◆ GIVEN REQUEST ◆
Report how many lines contain "звали". The answer is a single number.
===== RECORD LIST =====
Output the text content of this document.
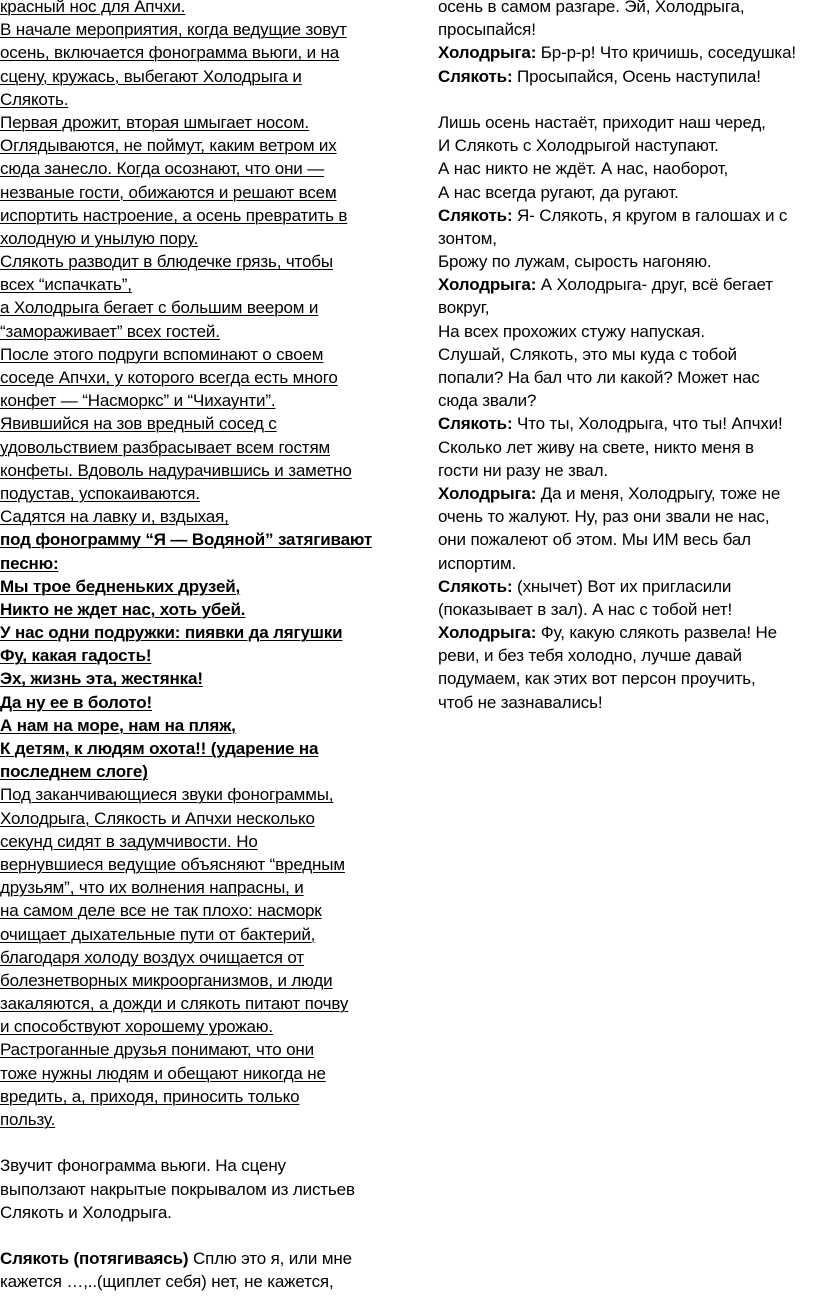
красный нос для Апчхи.
В начале мероприятия, когда ведущие зовут
осень, включается фонограмма вьюги, и на
сцену, кружась, выбегают Холодрыга и
Слякоть.
Первая дрожит, вторая шмыгает носом.
Оглядываются, не поймут, каким ветром их
сюда занесло. Когда осознают, что они —
незваные гости, обижаются и решают всем
испортить настроение, а осень превратить в
холодную и унылую пору.
Слякоть разводит в блюдечке грязь, чтобы
всех “испачкать”,
а Холодрыга бегает с большим веером и
“замораживает” всех гостей.
После этого подруги вспоминают о своем
соседе Апчхи, у которого всегда есть много
конфет — “Насморкс” и “Чихаунти”.
Явившийся на зов вредный сосед с
удовольствием разбрасывает всем гостям
конфеты. Вдоволь надурачившись и заметно
подустав, успокаиваются.
Садятся на лавку и, вздыхая,
под фонограмму “Я — Водяной” затягивают
песню:
Мы трое бедненьких друзей,
Никто не ждет нас, хоть убей.
У нас одни подружки: пиявки да лягушки
Фу, какая гадость!
Эх, жизнь эта, жестянка!
Да ну ее в болото!
А нам на море, нам на пляж,
К детям, к людям охота!! (ударение на
последнем слоге)
Под заканчивающиеся звуки фонограммы,
Холодрыга, Слякость и Апчхи несколько
секунд сидят в задумчивости. Но
вернувшиеся ведущие объясняют “вредным
друзьям”, что их волнения напрасны, и
на самом деле все не так плохо: насморк
очищает дыхательные пути от бактерий,
благодаря холоду воздух очищается от
болезнетворных микроорганизмов, и люди
закаляются, а дожди и слякоть питают почву
и способствуют хорошему урожаю.
Растроганные друзья понимают, что они
тоже нужны людям и обещают никогда не
вредить, а, приходя, приносить только
пользу.
Звучит фонограмма вьюги. На сцену
выползают накрытые покрывалом из листьев
Слякоть и Холодрыга.
Слякоть (потягиваясь) Сплю это я, или мне
кажется …,..(щиплет себя) нет, не кажется,
осень в самом разгаре. Эй, Холодрыга,
просыпайся!
Холодрыга: Бр-р-р! Что кричишь, соседушка!
Слякоть: Просыпайся, Осень наступила!
Лишь осень настаёт, приходит наш черед,
И Слякоть с Холодрыгой наступают.
А нас никто не ждёт. А нас, наоборот,
А нас всегда ругают, да ругают.
Слякоть: Я- Слякоть, я кругом в галошах и с
зонтом,
Брожу по лужам, сырость нагоняю.
Холодрыга: А Холодрыга- друг, всё бегает
вокруг,
На всех прохожих стужу напуская.
Слушай, Слякоть, это мы куда с тобой
попали? На бал что ли какой? Может нас
сюда звали?
Слякоть: Что ты, Холодрыга, что ты! Апчхи!
Сколько лет живу на свете, никто меня в
гости ни разу не звал.
Холодрыга: Да и меня, Холодрыгу, тоже не
очень то жалуют. Ну, раз они звали не нас,
они пожалеют об этом. Мы ИМ весь бал
испортим.
Слякоть: (хнычет) Вот их пригласили
(показывает в зал). А нас с тобой нет!
Холодрыга: Фу, какую слякоть развела! Не
реви, и без тебя холодно, лучше давай
подумаем, как этих вот персон проучить,
чтоб не зазнавались!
=====
◆ RESPONSE BELOW ◆
2